» **EXERCISE INSTRUCTIONS**
Exactly as written, quote every line that follows, skipping the images.

[Start SUPPLIED MATERIAL]

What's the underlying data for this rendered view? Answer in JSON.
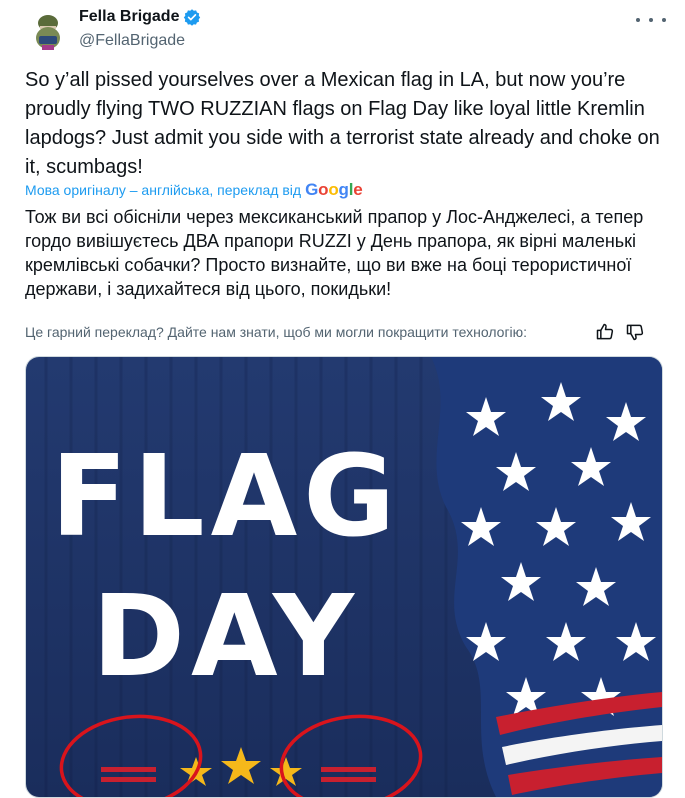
{
  "author": {
    "display_name": "Fella Brigade",
    "handle": "@FellaBrigade",
    "verified": true
  },
  "icons": {
    "avatar": "avatar-image",
    "verified": "verified-badge-icon",
    "more": "more-options-icon",
    "thumbs_up": "thumbs-up-icon",
    "thumbs_down": "thumbs-down-icon"
  },
  "tweet": {
    "text": "So y’all pissed yourselves over a Mexican flag in LA, but now you’re proudly flying TWO RUZZIAN flags on Flag Day like loyal little Kremlin lapdogs? Just admit you side with a terrorist state already and choke on it, scumbags!",
    "translation_label": "Мова оригіналу – англійська, переклад від",
    "translation_provider": "Google",
    "translated_text": "Тож ви всі обісніли через мексиканський прапор у Лос-Анджелесі, а тепер гордо вивішуєтесь ДВА прапори RUZZI у День прапора, як вірні маленькі кремлівські собачки? Просто визнайте, що ви вже на боці терористичної держави, і задихайтеся від цього, покидьки!",
    "feedback_prompt": "Це гарний переклад? Дайте нам знати, щоб ми могли покращити технологію:"
  },
  "media": {
    "headline_line1": "FLAG",
    "headline_line2": "DAY"
  },
  "colors": {
    "text_primary": "#0f1419",
    "text_secondary": "#536471",
    "link_blue": "#1d9bf0",
    "verified_blue": "#1d9bf0",
    "image_navy": "#1e3264",
    "flag_red": "#c8202f",
    "annotation_red": "#d9141c",
    "star_gold": "#f5b81a"
  }
}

[End SUPPLIED MATERIAL]

» **EXERCISE SOLUTION**
What's the underlying data for this rendered view? Answer in JSON.
{
  "author": {
    "display_name": "Fella Brigade",
    "handle": "@FellaBrigade",
    "verified": true
  },
  "icons": {
    "avatar": "avatar-image",
    "verified": "verified-badge-icon",
    "more": "more-options-icon",
    "thumbs_up": "thumbs-up-icon",
    "thumbs_down": "thumbs-down-icon"
  },
  "tweet": {
    "text": "So y’all pissed yourselves over a Mexican flag in LA, but now you’re proudly flying TWO RUZZIAN flags on Flag Day like loyal little Kremlin lapdogs? Just admit you side with a terrorist state already and choke on it, scumbags!",
    "translation_label": "Мова оригіналу – англійська, переклад від",
    "translation_provider": "Google",
    "translated_text": "Тож ви всі обісніли через мексиканський прапор у Лос-Анджелесі, а тепер гордо вивішуєтесь ДВА прапори RUZZI у День прапора, як вірні маленькі кремлівські собачки? Просто визнайте, що ви вже на боці терористичної держави, і задихайтеся від цього, покидьки!",
    "feedback_prompt": "Це гарний переклад? Дайте нам знати, щоб ми могли покращити технологію:"
  },
  "media": {
    "headline_line1": "FLAG",
    "headline_line2": "DAY"
  },
  "colors": {
    "text_primary": "#0f1419",
    "text_secondary": "#536471",
    "link_blue": "#1d9bf0",
    "verified_blue": "#1d9bf0",
    "image_navy": "#1e3264",
    "flag_red": "#c8202f",
    "annotation_red": "#d9141c",
    "star_gold": "#f5b81a"
  }
}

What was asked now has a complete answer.